## What you are asked to do
Can you transcribe every line exactly and leave the pictures behind?

══ Material for this task

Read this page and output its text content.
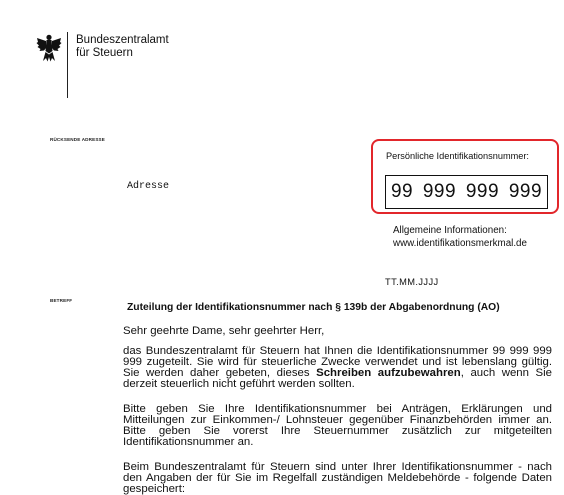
Bundeszentralamt
für Steuern
RÜCKSENDE ADRESSE
Adresse
Persönliche Identifikationsnummer:
99 999 999 999
Allgemeine Informationen:
www.identifikationsmerkmal.de
TT.MM.JJJJ
BETREFF
Zuteilung der Identifikationsnummer nach § 139b der Abgabenordnung (AO)
Sehr geehrte Dame, sehr geehrter Herr,
das Bundeszentralamt für Steuern hat Ihnen die Identifikationsnummer 99 999 999 999 zugeteilt. Sie wird für steuerliche Zwecke verwendet und ist lebenslang gültig. Sie werden daher gebeten, dieses Schreiben aufzubewahren, auch wenn Sie derzeit steuerlich nicht geführt werden sollten.
Bitte geben Sie Ihre Identifikationsnummer bei Anträgen, Erklärungen und Mitteilungen zur Einkommen-/ Lohnsteuer gegenüber Finanzbehörden immer an. Bitte geben Sie vorerst Ihre Steuernummer zusätzlich zur mitgeteilten Identifikationsnummer an.
Beim Bundeszentralamt für Steuern sind unter Ihrer Identifikationsnummer - nach den Angaben der für Sie im Regelfall zuständigen Meldebehörde - folgende Daten gespeichert:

════

## Full output
Read this page and output its text content.
Bundeszentralamt
für Steuern
RÜCKSENDE ADRESSE
Adresse
Persönliche Identifikationsnummer:
99 999 999 999
Allgemeine Informationen:
www.identifikationsmerkmal.de
TT.MM.JJJJ
BETREFF
Zuteilung der Identifikationsnummer nach § 139b der Abgabenordnung (AO)
Sehr geehrte Dame, sehr geehrter Herr,
das Bundeszentralamt für Steuern hat Ihnen die Identifikationsnummer 99 999 999 999 zugeteilt. Sie wird für steuerliche Zwecke verwendet und ist lebenslang gültig. Sie werden daher gebeten, dieses Schreiben aufzubewahren, auch wenn Sie derzeit steuerlich nicht geführt werden sollten.
Bitte geben Sie Ihre Identifikationsnummer bei Anträgen, Erklärungen und Mitteilungen zur Einkommen-/ Lohnsteuer gegenüber Finanzbehörden immer an. Bitte geben Sie vorerst Ihre Steuernummer zusätzlich zur mitgeteilten Identifikationsnummer an.
Beim Bundeszentralamt für Steuern sind unter Ihrer Identifikationsnummer - nach den Angaben der für Sie im Regelfall zuständigen Meldebehörde - folgende Daten gespeichert:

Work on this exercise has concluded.